%%

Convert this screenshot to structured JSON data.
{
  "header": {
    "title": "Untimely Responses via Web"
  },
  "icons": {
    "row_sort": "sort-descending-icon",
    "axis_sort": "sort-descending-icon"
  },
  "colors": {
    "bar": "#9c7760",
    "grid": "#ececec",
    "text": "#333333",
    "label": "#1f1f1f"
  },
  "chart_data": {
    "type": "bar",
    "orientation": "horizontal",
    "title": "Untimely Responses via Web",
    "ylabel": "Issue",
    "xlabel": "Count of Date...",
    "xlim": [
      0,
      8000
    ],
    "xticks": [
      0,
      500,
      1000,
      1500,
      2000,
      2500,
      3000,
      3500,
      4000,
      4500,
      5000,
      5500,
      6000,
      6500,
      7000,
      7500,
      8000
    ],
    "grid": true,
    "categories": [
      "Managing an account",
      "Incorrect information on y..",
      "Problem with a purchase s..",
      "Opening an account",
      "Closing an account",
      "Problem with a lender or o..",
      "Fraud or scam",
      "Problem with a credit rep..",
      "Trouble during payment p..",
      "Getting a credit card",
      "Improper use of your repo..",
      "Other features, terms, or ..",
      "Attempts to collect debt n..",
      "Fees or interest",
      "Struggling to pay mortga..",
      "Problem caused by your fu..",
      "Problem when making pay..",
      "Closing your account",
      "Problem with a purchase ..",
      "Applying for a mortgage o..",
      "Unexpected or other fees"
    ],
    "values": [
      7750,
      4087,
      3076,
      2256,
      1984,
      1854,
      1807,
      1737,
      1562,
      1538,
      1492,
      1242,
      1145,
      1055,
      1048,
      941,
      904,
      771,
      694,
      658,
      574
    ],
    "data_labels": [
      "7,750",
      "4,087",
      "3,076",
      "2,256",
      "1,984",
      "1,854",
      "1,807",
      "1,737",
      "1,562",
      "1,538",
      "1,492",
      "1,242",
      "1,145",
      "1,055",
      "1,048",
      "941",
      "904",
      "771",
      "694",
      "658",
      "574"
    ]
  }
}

%%

* **WHAT YOU SHOULD DO**
Reproduce the records above exactly.

* **SOLUTION TO THE EXERCISE**
Convert this screenshot to structured JSON data.
{
  "header": {
    "title": "Untimely Responses via Web"
  },
  "icons": {
    "row_sort": "sort-descending-icon",
    "axis_sort": "sort-descending-icon"
  },
  "colors": {
    "bar": "#9c7760",
    "grid": "#ececec",
    "text": "#333333",
    "label": "#1f1f1f"
  },
  "chart_data": {
    "type": "bar",
    "orientation": "horizontal",
    "title": "Untimely Responses via Web",
    "ylabel": "Issue",
    "xlabel": "Count of Date...",
    "xlim": [
      0,
      8000
    ],
    "xticks": [
      0,
      500,
      1000,
      1500,
      2000,
      2500,
      3000,
      3500,
      4000,
      4500,
      5000,
      5500,
      6000,
      6500,
      7000,
      7500,
      8000
    ],
    "grid": true,
    "categories": [
      "Managing an account",
      "Incorrect information on y..",
      "Problem with a purchase s..",
      "Opening an account",
      "Closing an account",
      "Problem with a lender or o..",
      "Fraud or scam",
      "Problem with a credit rep..",
      "Trouble during payment p..",
      "Getting a credit card",
      "Improper use of your repo..",
      "Other features, terms, or ..",
      "Attempts to collect debt n..",
      "Fees or interest",
      "Struggling to pay mortga..",
      "Problem caused by your fu..",
      "Problem when making pay..",
      "Closing your account",
      "Problem with a purchase ..",
      "Applying for a mortgage o..",
      "Unexpected or other fees"
    ],
    "values": [
      7750,
      4087,
      3076,
      2256,
      1984,
      1854,
      1807,
      1737,
      1562,
      1538,
      1492,
      1242,
      1145,
      1055,
      1048,
      941,
      904,
      771,
      694,
      658,
      574
    ],
    "data_labels": [
      "7,750",
      "4,087",
      "3,076",
      "2,256",
      "1,984",
      "1,854",
      "1,807",
      "1,737",
      "1,562",
      "1,538",
      "1,492",
      "1,242",
      "1,145",
      "1,055",
      "1,048",
      "941",
      "904",
      "771",
      "694",
      "658",
      "574"
    ]
  }
}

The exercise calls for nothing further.